#### [INFORMATION SUPPLIED]

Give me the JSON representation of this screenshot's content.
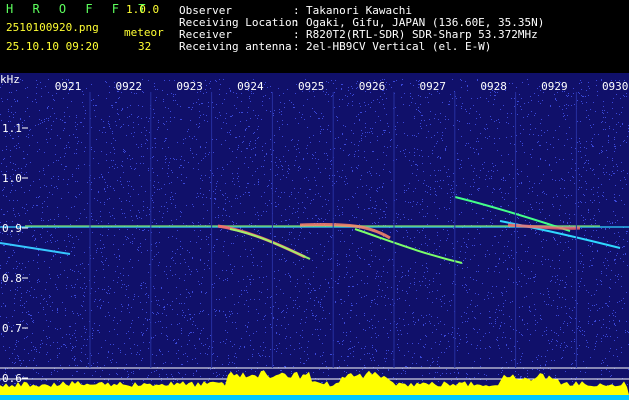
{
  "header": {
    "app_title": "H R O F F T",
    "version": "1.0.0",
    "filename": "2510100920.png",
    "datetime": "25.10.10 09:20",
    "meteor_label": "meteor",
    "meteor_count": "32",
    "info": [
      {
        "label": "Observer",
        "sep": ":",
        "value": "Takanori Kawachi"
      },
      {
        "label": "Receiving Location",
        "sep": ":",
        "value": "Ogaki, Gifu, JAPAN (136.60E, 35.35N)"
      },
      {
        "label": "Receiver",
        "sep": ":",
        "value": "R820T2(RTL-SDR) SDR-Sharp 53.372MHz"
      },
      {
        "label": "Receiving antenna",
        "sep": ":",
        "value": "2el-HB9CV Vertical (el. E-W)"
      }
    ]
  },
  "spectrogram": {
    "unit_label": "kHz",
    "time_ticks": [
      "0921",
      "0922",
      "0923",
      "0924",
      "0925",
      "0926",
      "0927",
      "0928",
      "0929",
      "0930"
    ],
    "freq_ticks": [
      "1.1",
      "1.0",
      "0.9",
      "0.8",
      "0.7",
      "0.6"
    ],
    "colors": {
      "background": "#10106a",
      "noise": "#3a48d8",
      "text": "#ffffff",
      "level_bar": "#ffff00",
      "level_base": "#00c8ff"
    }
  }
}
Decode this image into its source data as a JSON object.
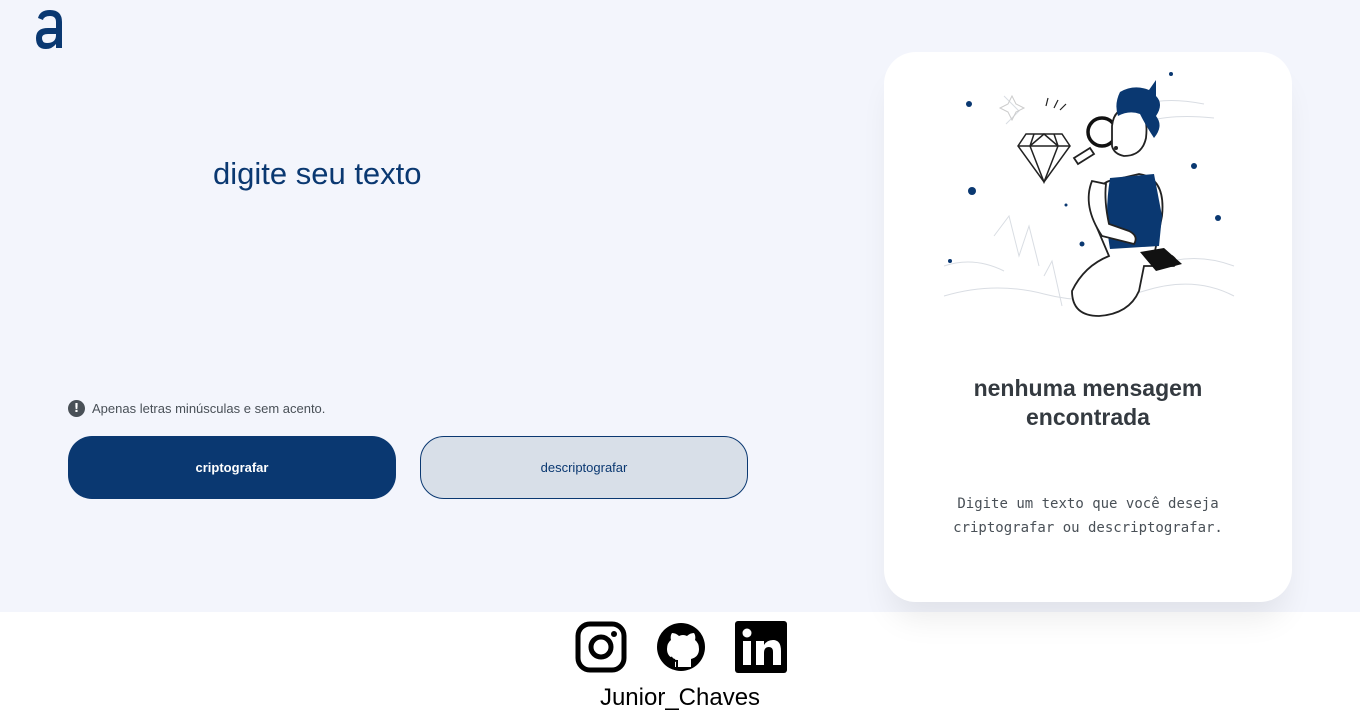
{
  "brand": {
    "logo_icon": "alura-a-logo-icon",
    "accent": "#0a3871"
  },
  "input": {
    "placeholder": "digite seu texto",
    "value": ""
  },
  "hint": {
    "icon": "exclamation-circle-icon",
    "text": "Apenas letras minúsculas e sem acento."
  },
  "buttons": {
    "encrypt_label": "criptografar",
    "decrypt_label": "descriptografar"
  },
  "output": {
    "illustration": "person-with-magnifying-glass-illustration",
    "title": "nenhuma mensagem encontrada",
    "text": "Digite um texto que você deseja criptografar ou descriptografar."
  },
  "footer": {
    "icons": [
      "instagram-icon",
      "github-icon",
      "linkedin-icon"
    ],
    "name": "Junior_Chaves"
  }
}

#### [YOUR TASK]
Look through the records and gather every line containing "texto".

#### [RESULT OF THIS EXERCISE]
    "placeholder": "digite seu texto",
    "text": "Digite um texto que você deseja criptografar ou descriptografar."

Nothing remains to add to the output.